Opgaven:
**A.** Vertaal de zin "De afstand kan op vier standen worden ingesteld." uit het tekstfragment in het Engels.
**B.** Waar wordt volgens het tekstfragment de momenteel ingestelde afstand weergegeven?

Tekstfragment:
◇ ◇ ◇ ◇ ◇ ◇ ◇
- Afb.1 Bedieningshendel: Afstand instellen
Geldt voor wagens: met adaptive cruise control
De afstand kan op vier standen worden ingesteld.
Hendel Afb.1 eenmaal in de richting van -+- of --- drukken. Op het display in het instrumentenpaneel wordt de momenteel ingestelde afstand weergegeven.
Hendel opnieuw in de richting van -+- resp. --- duwen om de afstand met telkens één stap te verhogen resp. verlagen.
Afstand kiezen
Op welke afstand de adaptive cruise control een voorligger volgt, wordt bepaald door zogenaamde tijdsintervallen. Daarbij wordt een tijdsafstand vastgelegd die ten opzichte van een voorligger constant wordt gehouden. Daardoor wordt een snelheidsafhankelijke afstand verkregen. Hoe hoger de snelheid des te groter de veiligheidsafstand in meters ATTENTIE!.
◇ ◇ ◇ ◇ ◇ ◇ ◇
Annotatiegegevens visuele opmaak

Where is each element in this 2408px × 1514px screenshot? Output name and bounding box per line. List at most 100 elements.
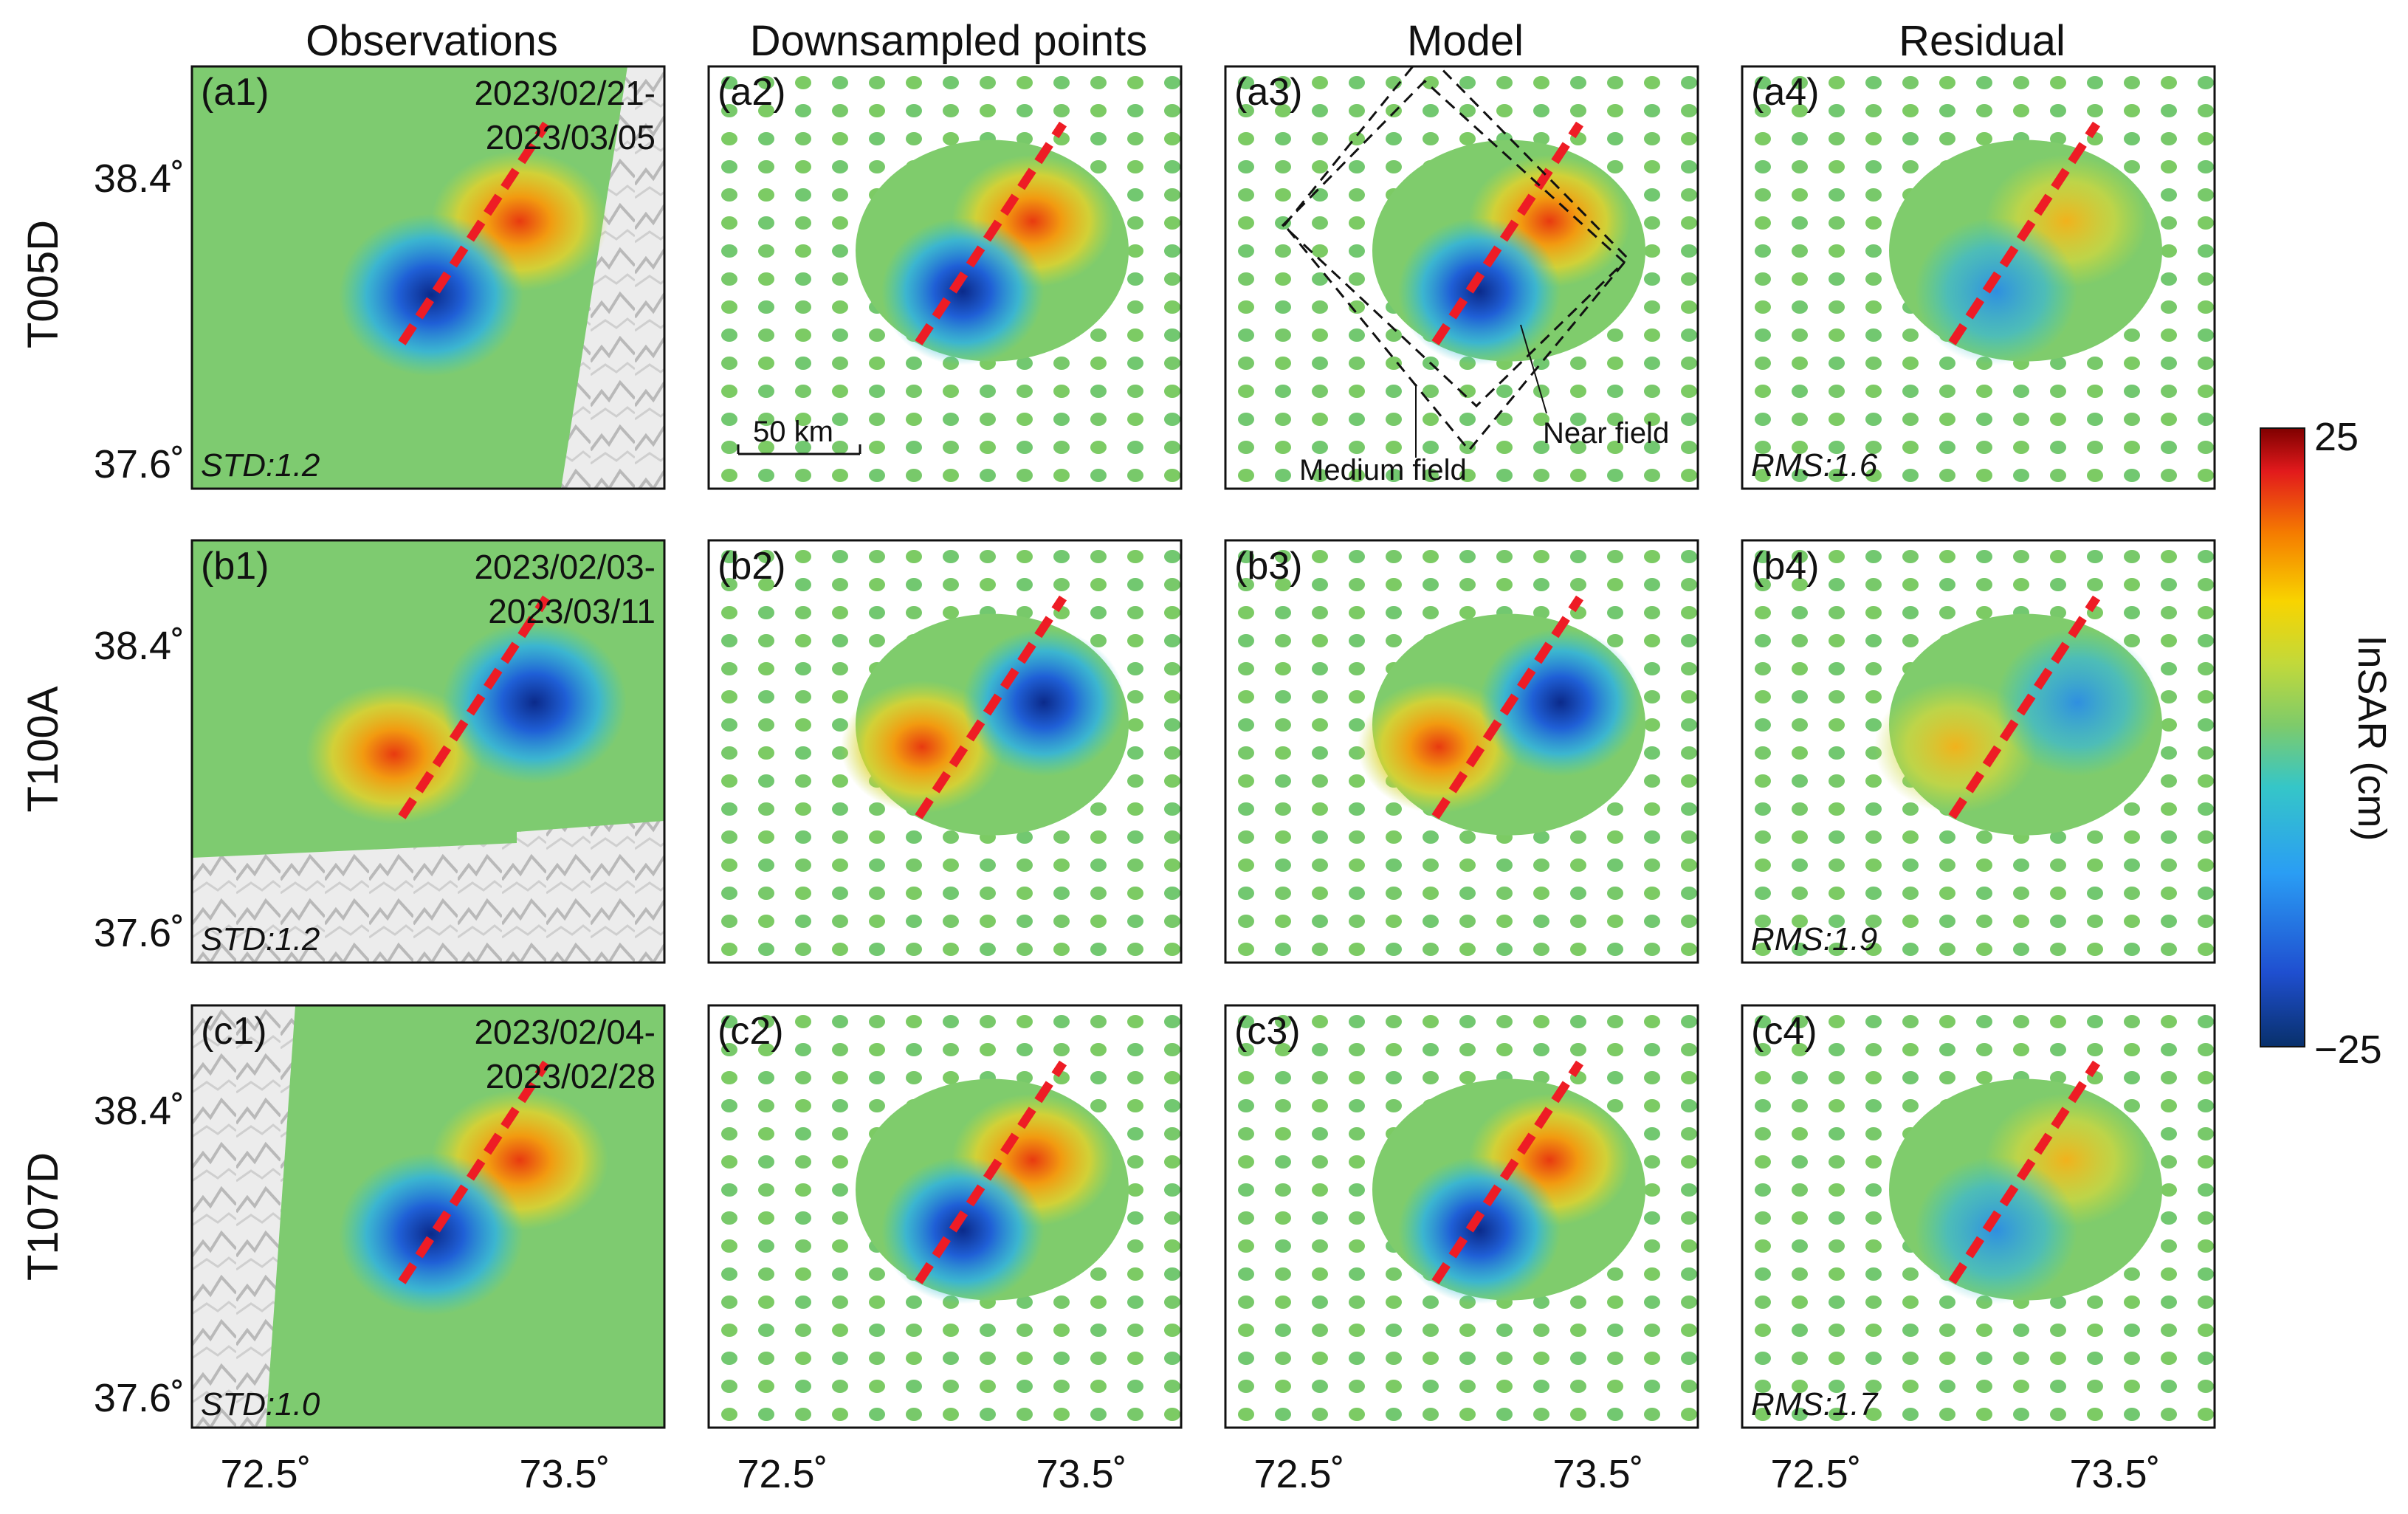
data-point xyxy=(1275,887,1291,900)
data-point xyxy=(1349,858,1365,872)
data-point xyxy=(758,244,774,258)
data-point xyxy=(1939,1071,1955,1084)
data-point xyxy=(1275,1211,1291,1225)
data-point xyxy=(1459,578,1476,591)
data-point xyxy=(1829,690,1845,703)
data-point xyxy=(1755,385,1771,398)
data-point xyxy=(1127,1155,1143,1169)
data-point xyxy=(1570,830,1586,844)
data-point xyxy=(906,104,922,117)
data-point xyxy=(1902,1267,1919,1281)
data-point xyxy=(1533,1408,1549,1421)
data-point xyxy=(1090,1408,1107,1421)
data-point xyxy=(2198,1127,2214,1140)
data-point xyxy=(795,578,811,591)
data-point xyxy=(2198,1211,2214,1225)
data-point xyxy=(1902,413,1919,426)
data-point xyxy=(1349,1183,1365,1197)
data-point xyxy=(1829,1352,1845,1365)
data-point xyxy=(943,1380,959,1393)
data-point xyxy=(1681,1071,1697,1084)
data-point xyxy=(1829,1324,1845,1337)
data-point xyxy=(1238,1239,1254,1253)
data-point xyxy=(1164,1295,1180,1309)
data-point xyxy=(1644,1380,1660,1393)
data-point xyxy=(1349,160,1365,173)
data-point xyxy=(2050,1043,2066,1056)
data-point xyxy=(1533,104,1549,117)
data-point xyxy=(1570,104,1586,117)
data-point xyxy=(795,1155,811,1169)
data-point xyxy=(1755,357,1771,370)
column-title-model: Model xyxy=(1407,17,1524,65)
data-point xyxy=(1459,1408,1476,1421)
data-point xyxy=(1349,1295,1365,1309)
data-point xyxy=(795,244,811,258)
data-point xyxy=(1829,550,1845,563)
x-tick-73-5-c3: 73.5˚ xyxy=(1552,1452,1643,1496)
data-point xyxy=(1755,662,1771,675)
data-point xyxy=(1459,830,1476,844)
data-point xyxy=(1164,357,1180,370)
data-point xyxy=(1865,1043,1882,1056)
data-point xyxy=(1829,634,1845,647)
data-point xyxy=(2198,690,2214,703)
data-point xyxy=(1459,132,1476,145)
data-point xyxy=(1829,606,1845,619)
data-point xyxy=(1902,1043,1919,1056)
data-point xyxy=(869,469,885,482)
data-point xyxy=(832,1155,848,1169)
data-point xyxy=(1459,76,1476,89)
data-point xyxy=(795,606,811,619)
data-point xyxy=(1275,272,1291,286)
data-point xyxy=(1349,357,1365,370)
data-point xyxy=(832,1127,848,1140)
data-point xyxy=(1755,578,1771,591)
data-point xyxy=(1570,943,1586,956)
data-point xyxy=(2087,887,2103,900)
data-point xyxy=(1312,216,1328,230)
data-point xyxy=(1386,634,1402,647)
data-point xyxy=(1644,469,1660,482)
data-point xyxy=(795,802,811,816)
data-point xyxy=(1423,1015,1439,1028)
data-point xyxy=(869,858,885,872)
data-point xyxy=(869,1099,885,1112)
data-point xyxy=(1792,1043,1808,1056)
data-point xyxy=(1312,1043,1328,1056)
data-point xyxy=(1865,550,1882,563)
data-point xyxy=(1423,578,1439,591)
data-point xyxy=(869,1295,885,1309)
data-point xyxy=(1902,802,1919,816)
data-point xyxy=(795,830,811,844)
data-point xyxy=(721,300,737,314)
data-point xyxy=(1607,550,1623,563)
data-point xyxy=(1164,1099,1180,1112)
panel-label: (b2) xyxy=(718,545,785,588)
data-point xyxy=(2198,76,2214,89)
data-point xyxy=(1349,634,1365,647)
data-point xyxy=(1865,1127,1882,1140)
data-point xyxy=(1386,104,1402,117)
data-point xyxy=(1127,216,1143,230)
data-point xyxy=(1459,104,1476,117)
data-point xyxy=(795,1127,811,1140)
data-point xyxy=(869,328,885,342)
data-point xyxy=(1349,216,1365,230)
data-point xyxy=(1792,943,1808,956)
data-point xyxy=(2124,1015,2140,1028)
data-point xyxy=(869,441,885,454)
rms-label: RMS:1.9 xyxy=(1751,921,1877,957)
data-point xyxy=(1681,104,1697,117)
fault-trace xyxy=(1948,1060,2101,1284)
data-point xyxy=(1644,774,1660,788)
data-point xyxy=(1644,1155,1660,1169)
data-point xyxy=(1939,104,1955,117)
data-point xyxy=(1496,385,1513,398)
data-point xyxy=(943,830,959,844)
data-point xyxy=(1312,718,1328,732)
data-point xyxy=(980,887,996,900)
data-point xyxy=(1238,272,1254,286)
data-point xyxy=(795,413,811,426)
data-point xyxy=(1349,1380,1365,1393)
◇ ◇ ◇ ◇ ◇ ◇ ◇
Antwoorden opgaven:
**A.** The distance can be set to four positions.

**B.** Op het display in het instrumentenpaneel.